[Listed records start]
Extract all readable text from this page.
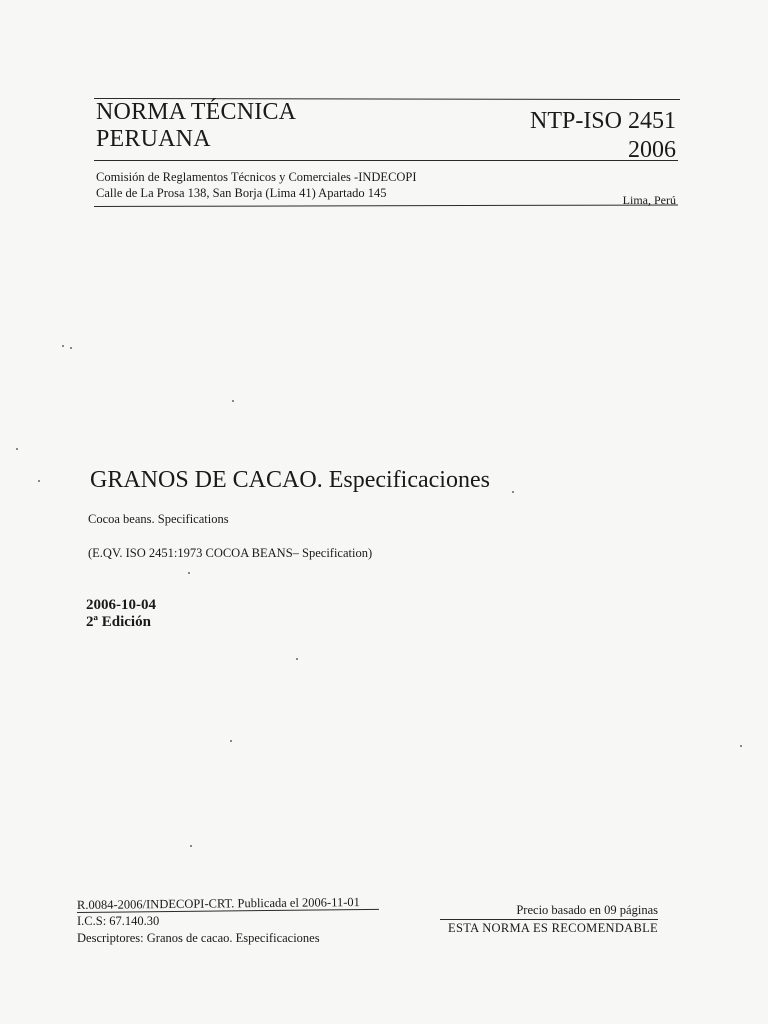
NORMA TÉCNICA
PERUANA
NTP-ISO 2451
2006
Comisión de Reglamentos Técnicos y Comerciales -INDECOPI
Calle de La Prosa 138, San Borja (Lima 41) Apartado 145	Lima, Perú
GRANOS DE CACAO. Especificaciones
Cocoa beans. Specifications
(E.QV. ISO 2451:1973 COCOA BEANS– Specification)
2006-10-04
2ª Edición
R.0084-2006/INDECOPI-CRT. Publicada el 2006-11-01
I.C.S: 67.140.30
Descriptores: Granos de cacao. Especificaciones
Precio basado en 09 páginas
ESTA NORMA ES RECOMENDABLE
[Listed records end]
## Work to do
All of the lines above should be retyped precisely, apart from the pictures.

## Correct result
Extract all readable text from this page.
NORMA TÉCNICA
PERUANA
NTP-ISO 2451
2006
Comisión de Reglamentos Técnicos y Comerciales -INDECOPI
Calle de La Prosa 138, San Borja (Lima 41) Apartado 145	Lima, Perú
GRANOS DE CACAO. Especificaciones
Cocoa beans. Specifications
(E.QV. ISO 2451:1973 COCOA BEANS– Specification)
2006-10-04
2ª Edición
R.0084-2006/INDECOPI-CRT. Publicada el 2006-11-01
I.C.S: 67.140.30
Descriptores: Granos de cacao. Especificaciones
Precio basado en 09 páginas
ESTA NORMA ES RECOMENDABLE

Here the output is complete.